▶ _WHAT TO DO_
1. In the post on falling UK bond yields, who claims the fall in yields vindicates the government's spending cuts?
2. From the post on falling UK bond yields, pull out the passage from "The UK has one" to "price and yields).", word for word.
3. Continue the post on falling UK bond yields from the point where it stops.

▶ _EXCERPTED TEXT_
──────────────────────────────
Monday, February 11, 2013

Reasons for Falling Bond Yields

The UK has one of the largest budget deficits in the OECD. Often the argument is that if government borrowing rises, this pushes up interest rates. (see: problems of Government borrowing) This has occurred for some countries in the Eurozone, e.g. Ireland, Spain, Portugal, Greece and recently Italy. (see: bond yields on EU debt) Markets fear the fiscal situation and liquidity of these countries and so have become more reluctant to buy Eurozebonds. This causes a fall in price of bonds and rise in interest rates. (see: inverse relationship between bond price and yields).

Yet, the UK, with one of highest budget deficits in Europe, and a rapidly increasing public sector debt, has still seen a significant fall in bond yields.

Recent UK Bond Yields
uk-bond-yields-10-year-monthly-average
Source: Bank of England - 10 year bond yields
David Cameron claims that the fall in bond yields is vindication of the governments resolve in pushing through spending cuts to bring down the deficit.

This may have played a small role. But, the main reason bond yields are so low is that we are in a liquidity trap, with strong demand for government bonds due to private investors preferring the security of government bonds to spending, investment or undertaking risky investment. When the UK economy recovers, we will see a rise in bond yields as investors become less attracted to government bonds with a low return.

Reasons for Falling Bond Yields

1. Prospects for Low Growth / Low inflation
  • When markets expect low growth and low inflation, they tend to move out of stocks and into bonds.The prolonged recession and poor outlook for 2013 means there is limited demand for buying private sector corporate bonds. Investors prefer the relative security of government bonds.
──────────────────────────────
▶ _MATERIAL PROVIDED_
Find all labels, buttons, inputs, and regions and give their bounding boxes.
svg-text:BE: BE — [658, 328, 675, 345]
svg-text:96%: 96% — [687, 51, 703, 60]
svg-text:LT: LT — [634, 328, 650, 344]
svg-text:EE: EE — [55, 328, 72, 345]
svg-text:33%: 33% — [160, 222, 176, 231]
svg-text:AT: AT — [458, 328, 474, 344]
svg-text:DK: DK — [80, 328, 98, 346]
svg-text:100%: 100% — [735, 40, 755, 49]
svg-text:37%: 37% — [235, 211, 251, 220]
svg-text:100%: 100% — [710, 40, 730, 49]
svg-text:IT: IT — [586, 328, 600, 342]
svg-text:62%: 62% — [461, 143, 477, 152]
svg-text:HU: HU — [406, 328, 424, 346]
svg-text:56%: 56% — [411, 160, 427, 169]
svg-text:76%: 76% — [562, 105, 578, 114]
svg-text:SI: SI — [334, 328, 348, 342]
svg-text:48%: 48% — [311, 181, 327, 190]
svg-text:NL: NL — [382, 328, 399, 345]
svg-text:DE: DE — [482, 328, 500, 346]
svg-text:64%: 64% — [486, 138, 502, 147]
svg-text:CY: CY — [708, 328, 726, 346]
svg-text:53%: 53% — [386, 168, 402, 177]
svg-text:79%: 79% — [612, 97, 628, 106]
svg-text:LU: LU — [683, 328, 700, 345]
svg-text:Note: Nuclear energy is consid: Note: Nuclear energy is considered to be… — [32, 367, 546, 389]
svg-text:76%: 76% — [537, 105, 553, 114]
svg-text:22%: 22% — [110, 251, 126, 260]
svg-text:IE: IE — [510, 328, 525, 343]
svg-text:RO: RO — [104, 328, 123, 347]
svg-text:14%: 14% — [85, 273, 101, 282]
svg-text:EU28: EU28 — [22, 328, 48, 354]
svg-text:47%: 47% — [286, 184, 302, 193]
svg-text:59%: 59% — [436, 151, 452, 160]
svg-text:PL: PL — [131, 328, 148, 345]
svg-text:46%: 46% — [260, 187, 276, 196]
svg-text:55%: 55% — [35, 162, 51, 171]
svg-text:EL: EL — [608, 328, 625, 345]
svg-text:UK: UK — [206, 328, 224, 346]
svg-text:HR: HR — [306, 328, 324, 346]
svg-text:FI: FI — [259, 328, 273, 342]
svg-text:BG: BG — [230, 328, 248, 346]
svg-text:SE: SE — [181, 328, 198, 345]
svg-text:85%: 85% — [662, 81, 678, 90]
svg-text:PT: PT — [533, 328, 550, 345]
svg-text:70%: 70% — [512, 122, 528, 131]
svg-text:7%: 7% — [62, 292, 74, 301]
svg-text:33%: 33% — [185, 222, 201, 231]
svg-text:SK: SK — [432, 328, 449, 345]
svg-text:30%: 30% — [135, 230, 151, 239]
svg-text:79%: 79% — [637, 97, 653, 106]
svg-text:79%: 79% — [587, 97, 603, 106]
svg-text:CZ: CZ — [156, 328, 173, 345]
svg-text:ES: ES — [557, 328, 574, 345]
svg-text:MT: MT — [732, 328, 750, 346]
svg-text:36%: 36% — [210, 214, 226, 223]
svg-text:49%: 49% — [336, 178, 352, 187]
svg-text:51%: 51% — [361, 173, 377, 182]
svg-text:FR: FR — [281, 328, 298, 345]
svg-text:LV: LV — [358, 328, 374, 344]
──────────────────────────────
▶ _RESPONSES TO THE TASKS_
1. David Cameron.

2.
The UK has one of the largest budget deficits in the OECD. Often the argument is that if government borrowing rises, this pushes up interest rates. (see: problems of Government borrowing) This has occurred for some countries in the Eurozone, e.g. Ireland, Spain, Portugal, Greece and recently Italy. (see: bond yields on EU debt) Markets fear the fiscal situation and liquidity of these countries and so have become more reluctant to buy Eurozebonds. This causes a fall in price of bonds and rise in interest rates. (see: inverse relationship between bond price and yields).

3.
  • In a period of deflation and low return on private sector investment, bond yields of even 1% can offer a better return than cash under the bed.
2. Higher Saving Ratio 

  • Since Q1 2008, we have seen a strong rise in the saving ratio as people prefer to pay off debt, increase savings and reduce consumption.  Similarly firms are preferring to hold onto cash reserves rather than undertake risky investment. This is why in a liquidity trap, in a recession, governments can usually borrow more without causing higher interest rates. Demand for bonds is stronger in a recession.
If there was the prospect of higher economic growth, bond yields would tend to rise, as markets anticipated higher interest rates and better returns from the private sector.

3. Quantitative Easing

Quantitative easing has involved the creation of £375bn of new money, which has been  used to  purchase government bonds. The Central Bank buy bonds, pushing up prices and pushing down bond yields. If the Central Bank reversed quantitative easing, we would see a fall in bond prices and increase in bond yields.


Related

Comparison of Government Deficits

deficit

Highest budget deficits - Ireland, Japan, UK and US. Data 2010.

10 Year Bond Yields




bond-yields 
data for 2010

  • The link between size of budget deficit and bond yields is very weak.
  • Portugal and Spain have very high bond yields despite low borrowing.
  • US, Japan and UK have very low bond yields - despite highest levels of government borrowing

3 comments:

Anonymous said...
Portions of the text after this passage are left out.